# THE PROBLEM:
List each line in which the string "JSON" appears.

(Saved entries)
= = =

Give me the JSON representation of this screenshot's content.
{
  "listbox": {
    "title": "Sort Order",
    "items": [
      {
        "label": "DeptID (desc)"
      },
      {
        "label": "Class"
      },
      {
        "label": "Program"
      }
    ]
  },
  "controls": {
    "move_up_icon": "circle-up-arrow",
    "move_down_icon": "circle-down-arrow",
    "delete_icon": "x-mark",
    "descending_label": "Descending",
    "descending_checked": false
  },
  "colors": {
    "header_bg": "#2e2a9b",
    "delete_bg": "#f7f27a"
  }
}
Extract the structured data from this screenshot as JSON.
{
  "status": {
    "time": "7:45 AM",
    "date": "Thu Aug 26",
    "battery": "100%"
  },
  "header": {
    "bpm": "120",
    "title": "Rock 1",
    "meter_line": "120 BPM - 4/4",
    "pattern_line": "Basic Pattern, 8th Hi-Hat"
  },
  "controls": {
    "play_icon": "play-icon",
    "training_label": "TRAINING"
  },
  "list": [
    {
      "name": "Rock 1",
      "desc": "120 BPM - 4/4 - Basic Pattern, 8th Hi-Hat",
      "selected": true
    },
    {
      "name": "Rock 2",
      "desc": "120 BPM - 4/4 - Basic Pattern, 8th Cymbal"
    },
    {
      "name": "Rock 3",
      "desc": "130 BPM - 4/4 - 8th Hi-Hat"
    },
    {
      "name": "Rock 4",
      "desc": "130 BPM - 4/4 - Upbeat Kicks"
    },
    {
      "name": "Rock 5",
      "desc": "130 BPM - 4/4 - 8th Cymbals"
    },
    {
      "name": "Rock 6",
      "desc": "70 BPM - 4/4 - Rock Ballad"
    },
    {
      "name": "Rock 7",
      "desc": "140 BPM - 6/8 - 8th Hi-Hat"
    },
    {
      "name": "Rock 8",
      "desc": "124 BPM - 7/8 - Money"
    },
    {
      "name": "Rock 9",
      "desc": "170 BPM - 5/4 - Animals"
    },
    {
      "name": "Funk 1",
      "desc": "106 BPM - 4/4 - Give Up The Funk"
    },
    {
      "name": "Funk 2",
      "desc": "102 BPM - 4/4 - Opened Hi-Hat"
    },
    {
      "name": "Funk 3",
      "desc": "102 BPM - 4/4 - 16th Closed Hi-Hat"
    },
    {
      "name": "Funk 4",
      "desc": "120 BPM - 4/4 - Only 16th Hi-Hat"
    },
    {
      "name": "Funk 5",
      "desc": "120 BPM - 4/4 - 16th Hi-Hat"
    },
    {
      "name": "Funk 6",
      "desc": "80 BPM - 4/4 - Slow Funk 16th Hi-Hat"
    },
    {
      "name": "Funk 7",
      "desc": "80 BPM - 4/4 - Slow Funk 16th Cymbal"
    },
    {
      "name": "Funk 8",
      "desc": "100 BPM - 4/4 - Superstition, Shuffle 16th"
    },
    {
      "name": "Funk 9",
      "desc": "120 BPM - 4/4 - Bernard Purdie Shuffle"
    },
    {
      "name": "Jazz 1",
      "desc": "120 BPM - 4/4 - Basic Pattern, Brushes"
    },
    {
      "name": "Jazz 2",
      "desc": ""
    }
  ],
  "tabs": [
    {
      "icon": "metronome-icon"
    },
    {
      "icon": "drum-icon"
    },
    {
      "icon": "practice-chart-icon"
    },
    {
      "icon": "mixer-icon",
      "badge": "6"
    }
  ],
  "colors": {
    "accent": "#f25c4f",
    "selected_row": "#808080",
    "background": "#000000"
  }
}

= = =

# ANSWER TO THE PROBLEM:
Give me the JSON representation of this screenshot's content.
Extract the structured data from this screenshot as JSON.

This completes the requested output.